To identify the significant NETs-related genes for TCGA patients, univariate Cox regression analysis was contacted to evaluate their prognostic value. 17 genes were selected after filtered by P<0.05. The forest plot represented the HR of each single gene (Figure 2A). LASSO regression analysis was utilized to construct a prognostic model, and nine genes along with their coefficients were ultimately included in the NETs-related gene prognostic signature, based on the optimal λ value. (Figures 2B, C). The risk score was calculated as following, NET risk score = 0.003 × MMP9 + 0.08 × VNN3 + 0.386 × SLC25A37 - 0.154 × CD93 -0.201 × KCNJ15 - 0.121 × SLC22A4 + 0.152 × LILRB2 + 0.049 × TLR2 + 0.020 × FPR2. Then, the 519 TCGA patients were classified into high- and low- risk groups based on the median value of risk score (Figure 2D). The Kaplan-Meier curves demonstrated that patients in the high-risk group had a significantly shorter OS compared to those in the low-risk group (Figure 2E, P<0.0001), and the AUCs for 1-, 3- and 5-year OS rates were found to be 0.71, 0.71 and 0.75, respectively (Figure 2F).

FIGURE 2

Figure 2 Construction of prognostic signature based on NETs-related genes. (A) Forest plot of NETs-related genes with P<0.05. (B) Nine genes linked to OS were analyzed by LASSO regression. (C) The selection of parameters was cross-validated. (D) ccRCC patients distribution according to the risk score. (E, F) Kaplan-Meier analysis and corresponding ROC curve for TCGA patients. (G, H) Kaplan-Meier analysis and corresponding ROC curve for ICGC patients. (I, J) Kaplan-Meier analysis and corresponding ROC curve for E-MTAB-1980 database.

Subsequently, we used ICGC and E-MTAB-1980 cohorts as two independent validation datasets and observed a similar outcome in the high risk group of ccRCC patients (Figures 2G–J).

To assess the independence of NET risk score, the univariate and multivariate Cox regression analyses for the NETs-related signature and other clinical pathological factors associated with OS were performed. Results were presented in Table 1, revealing that the risk score was deemed an independent risk factor for the prognosis of TCGA patients with ccRCC (HR: 2.53, 95% CI: 1.77–3.61, P <0.001). Besides, results from the Schoenfeld residual revealed that each variable in the multiple Cox model independently satisfied the assumptions of the Cox model (Figure S1).

TABLE 1

Table 1 Univariate and multivariate Cox regression analyses of the signature risk score and other clinical variables for OS in the TCGA-KIRC cohort.

By comparing the AUC among different models, we can determine whether the NET risk signature in this study improves the performance in terms of OS prediction. ROC analysis showed that the model comprised of NET risk signature and clinical variables (age and stage) have the higher AUC value at 1-, 3- and 5-year than the other model only including clinical variables, confirming the valuable contribution of NET risk signature (Figure S2).

● **Work instructions**:
In the excerpt above on the NETs-related prognostic signature, list every gene that has a negative coefficient in the NET risk score formula.

● **Material supplied**:

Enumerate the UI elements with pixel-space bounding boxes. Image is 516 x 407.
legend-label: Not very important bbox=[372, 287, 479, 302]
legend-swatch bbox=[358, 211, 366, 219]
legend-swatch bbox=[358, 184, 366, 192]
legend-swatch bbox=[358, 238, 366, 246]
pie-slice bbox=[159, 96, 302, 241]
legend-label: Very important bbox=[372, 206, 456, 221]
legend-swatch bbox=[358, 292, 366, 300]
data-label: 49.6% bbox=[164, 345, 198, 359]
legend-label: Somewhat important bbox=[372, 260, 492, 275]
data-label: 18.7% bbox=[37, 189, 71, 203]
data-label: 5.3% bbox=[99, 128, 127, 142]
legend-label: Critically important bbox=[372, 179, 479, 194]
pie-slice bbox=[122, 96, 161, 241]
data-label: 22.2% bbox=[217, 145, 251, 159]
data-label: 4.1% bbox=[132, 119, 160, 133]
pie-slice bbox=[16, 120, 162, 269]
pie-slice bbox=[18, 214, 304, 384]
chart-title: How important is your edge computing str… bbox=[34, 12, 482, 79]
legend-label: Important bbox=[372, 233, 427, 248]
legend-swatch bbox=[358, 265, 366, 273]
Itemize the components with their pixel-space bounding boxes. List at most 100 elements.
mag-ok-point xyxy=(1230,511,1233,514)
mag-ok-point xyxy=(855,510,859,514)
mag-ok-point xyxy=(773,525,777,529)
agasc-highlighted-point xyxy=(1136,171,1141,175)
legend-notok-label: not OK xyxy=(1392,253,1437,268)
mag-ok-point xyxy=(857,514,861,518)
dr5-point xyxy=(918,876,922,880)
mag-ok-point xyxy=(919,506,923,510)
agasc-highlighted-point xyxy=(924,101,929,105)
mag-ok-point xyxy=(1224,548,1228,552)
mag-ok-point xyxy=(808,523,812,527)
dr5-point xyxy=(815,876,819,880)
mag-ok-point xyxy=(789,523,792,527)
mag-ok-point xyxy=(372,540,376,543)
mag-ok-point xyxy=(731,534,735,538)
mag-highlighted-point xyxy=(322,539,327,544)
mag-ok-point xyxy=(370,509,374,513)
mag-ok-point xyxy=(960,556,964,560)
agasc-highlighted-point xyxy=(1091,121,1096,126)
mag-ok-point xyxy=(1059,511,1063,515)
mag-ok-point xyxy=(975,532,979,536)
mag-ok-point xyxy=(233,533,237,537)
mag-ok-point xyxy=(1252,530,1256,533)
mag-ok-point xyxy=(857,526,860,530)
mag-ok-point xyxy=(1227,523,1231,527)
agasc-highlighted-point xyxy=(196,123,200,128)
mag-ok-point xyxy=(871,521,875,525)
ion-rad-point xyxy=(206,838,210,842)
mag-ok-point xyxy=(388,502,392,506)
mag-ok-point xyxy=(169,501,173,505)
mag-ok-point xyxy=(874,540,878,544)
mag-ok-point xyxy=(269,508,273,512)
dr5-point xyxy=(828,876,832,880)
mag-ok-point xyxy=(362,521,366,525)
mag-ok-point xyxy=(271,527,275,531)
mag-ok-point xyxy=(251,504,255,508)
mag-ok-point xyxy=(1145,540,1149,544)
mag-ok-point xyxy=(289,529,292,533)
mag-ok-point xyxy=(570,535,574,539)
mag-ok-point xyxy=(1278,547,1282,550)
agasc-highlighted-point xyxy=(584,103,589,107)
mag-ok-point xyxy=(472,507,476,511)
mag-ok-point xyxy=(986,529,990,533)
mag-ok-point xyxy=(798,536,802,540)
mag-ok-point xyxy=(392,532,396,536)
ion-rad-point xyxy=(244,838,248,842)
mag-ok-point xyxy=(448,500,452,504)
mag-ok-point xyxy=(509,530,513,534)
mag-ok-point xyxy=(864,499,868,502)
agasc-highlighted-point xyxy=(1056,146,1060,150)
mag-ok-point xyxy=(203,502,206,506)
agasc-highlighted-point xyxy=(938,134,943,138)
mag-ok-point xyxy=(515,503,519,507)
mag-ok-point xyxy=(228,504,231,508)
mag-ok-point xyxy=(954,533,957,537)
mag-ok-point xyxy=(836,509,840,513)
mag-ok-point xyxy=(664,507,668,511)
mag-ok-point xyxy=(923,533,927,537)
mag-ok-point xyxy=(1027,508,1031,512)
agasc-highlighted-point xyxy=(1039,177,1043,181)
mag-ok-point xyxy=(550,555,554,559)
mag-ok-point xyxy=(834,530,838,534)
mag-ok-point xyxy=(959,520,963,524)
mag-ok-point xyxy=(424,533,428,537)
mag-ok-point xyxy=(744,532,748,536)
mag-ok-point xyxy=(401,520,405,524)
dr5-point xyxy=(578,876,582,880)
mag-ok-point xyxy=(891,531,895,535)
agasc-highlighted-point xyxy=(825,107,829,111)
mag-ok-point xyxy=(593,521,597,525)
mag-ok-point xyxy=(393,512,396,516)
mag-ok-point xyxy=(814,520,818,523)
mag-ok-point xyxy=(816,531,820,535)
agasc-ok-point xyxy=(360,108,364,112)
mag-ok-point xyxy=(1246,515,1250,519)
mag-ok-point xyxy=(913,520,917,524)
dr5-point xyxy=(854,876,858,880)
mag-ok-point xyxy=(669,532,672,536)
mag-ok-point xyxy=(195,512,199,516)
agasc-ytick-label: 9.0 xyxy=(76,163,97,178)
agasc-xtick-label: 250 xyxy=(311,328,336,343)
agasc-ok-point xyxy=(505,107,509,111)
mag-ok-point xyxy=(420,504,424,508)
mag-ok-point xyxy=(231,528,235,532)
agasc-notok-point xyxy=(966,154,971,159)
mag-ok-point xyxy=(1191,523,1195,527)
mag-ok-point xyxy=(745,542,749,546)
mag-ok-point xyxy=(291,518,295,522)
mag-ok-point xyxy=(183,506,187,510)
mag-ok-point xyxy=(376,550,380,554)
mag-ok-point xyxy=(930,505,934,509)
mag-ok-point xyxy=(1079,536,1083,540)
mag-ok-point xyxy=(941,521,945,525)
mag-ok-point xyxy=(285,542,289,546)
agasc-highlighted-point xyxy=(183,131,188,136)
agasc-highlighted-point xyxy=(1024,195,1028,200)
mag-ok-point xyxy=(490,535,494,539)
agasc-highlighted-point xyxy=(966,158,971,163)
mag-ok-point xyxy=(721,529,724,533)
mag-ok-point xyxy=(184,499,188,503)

● **Result of the task**:
CD93, KCNJ15, SLC22A4